Use an autoregressive process to model a main effect, or use multiple autoregressive processes to model an interaction. Typically used with time effects or with interactions that involve time.
Details
If AR()
is used with an interaction,
separate AR processes are constructed along
the "along" variable, within each combination of the
"by" variables.
By default, the autoregressive processes
have order 2. Alternative choices can be
specified through the n_coef
argument.
Argument s
controls the size of innovations.
Smaller values for s
tend to give smoother estimates.
Mathematical details
When AR()
is used with a main effect,
$$\beta_j = \phi_1 \beta_{j-1} + \cdots + \phi_n \beta_{j-n} + \epsilon_j$$ $$\epsilon_j \sim \text{N}(0, \omega^2),$$
and when it is used with an interaction,
$$\beta_{u,v} = \phi_1 \beta_{u,v-1} + \cdots + \phi_n \beta_{u,v-n} + \epsilon_{u,v}$$ $$\epsilon_{u,v} \sim \text{N}(0, \omega^2),$$
where
\(\pmb{\beta}\) is the main effect or interaction;
\(j\) denotes position within the main effect;
\(v\) denotes position within the "along" variable of the interaction;
\(u\) denotes position within the "by" variable(s) of the interaction; and
\(n\) is
n_coef
.

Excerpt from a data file

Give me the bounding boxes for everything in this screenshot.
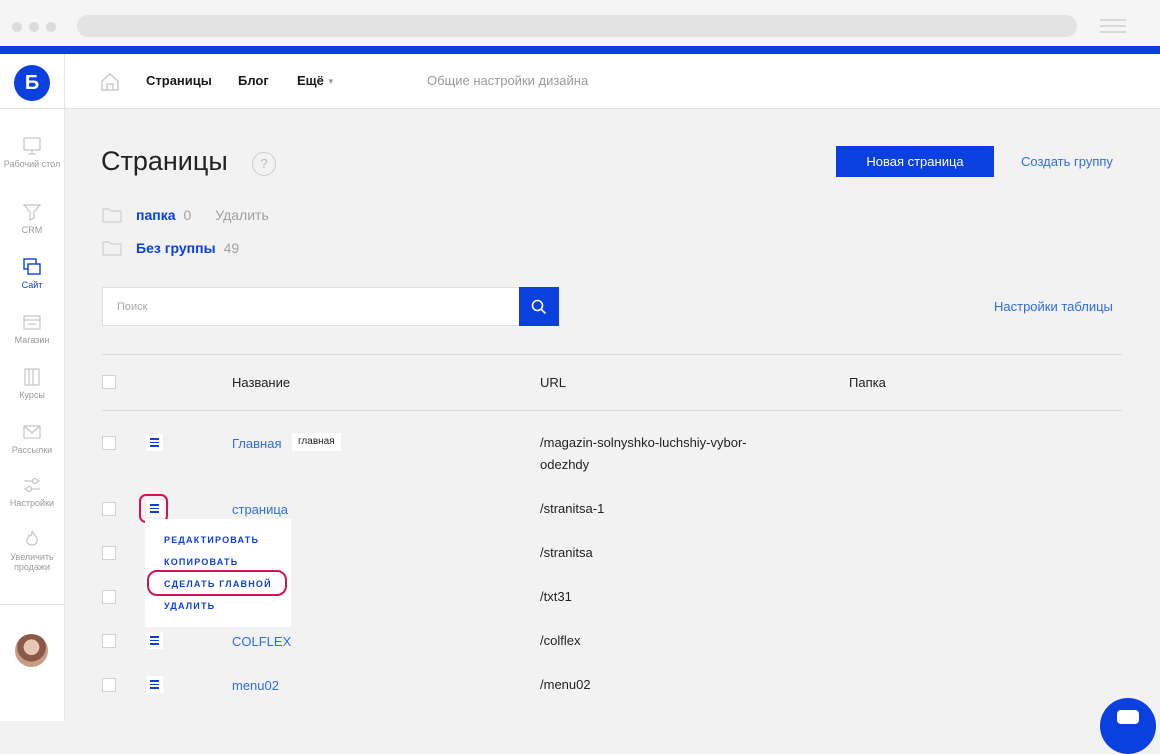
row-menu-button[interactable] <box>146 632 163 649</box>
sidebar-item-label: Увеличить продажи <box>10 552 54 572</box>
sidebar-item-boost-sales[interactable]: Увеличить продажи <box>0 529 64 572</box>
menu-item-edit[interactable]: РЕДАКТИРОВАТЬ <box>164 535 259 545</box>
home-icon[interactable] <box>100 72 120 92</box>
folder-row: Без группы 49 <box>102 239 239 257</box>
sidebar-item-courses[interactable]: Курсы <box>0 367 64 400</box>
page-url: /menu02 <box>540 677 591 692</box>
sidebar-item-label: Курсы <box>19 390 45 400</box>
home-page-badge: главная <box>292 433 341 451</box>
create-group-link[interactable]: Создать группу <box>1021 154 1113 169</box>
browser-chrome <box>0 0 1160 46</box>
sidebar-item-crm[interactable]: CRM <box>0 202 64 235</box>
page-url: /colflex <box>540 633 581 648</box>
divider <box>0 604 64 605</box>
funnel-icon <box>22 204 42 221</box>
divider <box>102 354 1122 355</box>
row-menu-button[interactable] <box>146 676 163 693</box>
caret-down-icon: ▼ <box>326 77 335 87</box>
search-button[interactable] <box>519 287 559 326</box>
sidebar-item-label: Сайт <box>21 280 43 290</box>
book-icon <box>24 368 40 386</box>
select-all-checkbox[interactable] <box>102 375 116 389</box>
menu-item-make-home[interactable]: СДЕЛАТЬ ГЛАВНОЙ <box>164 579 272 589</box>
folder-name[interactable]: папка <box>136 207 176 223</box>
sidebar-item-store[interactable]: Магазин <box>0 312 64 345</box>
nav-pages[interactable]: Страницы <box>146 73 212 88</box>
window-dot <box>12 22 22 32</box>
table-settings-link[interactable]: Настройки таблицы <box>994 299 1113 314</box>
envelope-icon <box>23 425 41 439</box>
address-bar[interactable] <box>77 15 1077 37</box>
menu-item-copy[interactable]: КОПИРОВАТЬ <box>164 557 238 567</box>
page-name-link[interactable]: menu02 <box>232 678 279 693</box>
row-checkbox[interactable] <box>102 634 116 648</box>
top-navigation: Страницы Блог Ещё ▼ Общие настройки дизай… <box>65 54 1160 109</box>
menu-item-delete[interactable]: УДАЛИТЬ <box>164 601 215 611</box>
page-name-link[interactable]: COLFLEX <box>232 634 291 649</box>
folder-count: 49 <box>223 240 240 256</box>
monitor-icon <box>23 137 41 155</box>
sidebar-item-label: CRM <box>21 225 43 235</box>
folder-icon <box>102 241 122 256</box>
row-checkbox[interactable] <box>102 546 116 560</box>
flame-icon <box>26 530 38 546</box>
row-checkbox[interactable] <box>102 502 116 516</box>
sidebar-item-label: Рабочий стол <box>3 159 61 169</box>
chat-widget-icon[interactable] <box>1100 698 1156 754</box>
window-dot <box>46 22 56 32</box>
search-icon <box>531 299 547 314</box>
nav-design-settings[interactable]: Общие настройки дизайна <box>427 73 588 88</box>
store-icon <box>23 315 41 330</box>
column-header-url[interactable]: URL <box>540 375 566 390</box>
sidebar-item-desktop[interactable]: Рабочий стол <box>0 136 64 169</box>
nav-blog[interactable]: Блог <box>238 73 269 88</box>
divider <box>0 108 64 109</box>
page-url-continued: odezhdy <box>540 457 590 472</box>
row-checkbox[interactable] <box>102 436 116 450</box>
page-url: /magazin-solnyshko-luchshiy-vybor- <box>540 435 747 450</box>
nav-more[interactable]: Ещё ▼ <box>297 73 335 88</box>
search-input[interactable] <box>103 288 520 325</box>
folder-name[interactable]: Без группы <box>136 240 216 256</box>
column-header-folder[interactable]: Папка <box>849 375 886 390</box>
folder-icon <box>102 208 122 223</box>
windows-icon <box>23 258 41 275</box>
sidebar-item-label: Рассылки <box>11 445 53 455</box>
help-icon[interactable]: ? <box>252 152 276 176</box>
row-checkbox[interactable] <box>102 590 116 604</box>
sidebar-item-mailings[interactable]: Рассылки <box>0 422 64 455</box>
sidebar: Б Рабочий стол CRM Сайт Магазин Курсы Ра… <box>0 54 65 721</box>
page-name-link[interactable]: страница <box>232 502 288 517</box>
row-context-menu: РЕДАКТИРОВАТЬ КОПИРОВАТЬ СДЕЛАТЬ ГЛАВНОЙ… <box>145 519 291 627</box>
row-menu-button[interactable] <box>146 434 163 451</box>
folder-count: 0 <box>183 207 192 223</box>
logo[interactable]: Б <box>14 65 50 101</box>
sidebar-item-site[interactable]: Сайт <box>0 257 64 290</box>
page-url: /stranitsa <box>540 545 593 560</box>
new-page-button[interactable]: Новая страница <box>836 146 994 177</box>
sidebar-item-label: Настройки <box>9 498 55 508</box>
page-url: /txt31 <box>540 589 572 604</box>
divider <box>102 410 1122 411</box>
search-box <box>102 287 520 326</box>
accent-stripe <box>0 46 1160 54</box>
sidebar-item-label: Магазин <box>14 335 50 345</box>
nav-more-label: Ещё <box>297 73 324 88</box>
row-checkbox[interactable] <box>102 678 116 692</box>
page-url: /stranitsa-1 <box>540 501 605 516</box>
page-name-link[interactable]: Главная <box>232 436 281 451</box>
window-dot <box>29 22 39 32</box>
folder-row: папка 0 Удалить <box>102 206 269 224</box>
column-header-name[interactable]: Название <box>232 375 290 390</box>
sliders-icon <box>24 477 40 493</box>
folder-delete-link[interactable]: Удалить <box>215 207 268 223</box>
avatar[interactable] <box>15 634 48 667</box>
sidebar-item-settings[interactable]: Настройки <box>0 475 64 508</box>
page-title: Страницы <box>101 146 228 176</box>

TO DO: Write out the section of the autoregressive prior documentation that starts at "Use an autoregressive" and ends at "that involve time.". These entries were drawn from a separate source.

EXERCISE RESPONSE:
Use an autoregressive process to model a main effect, or use multiple autoregressive processes to model an interaction. Typically used with time effects or with interactions that involve time.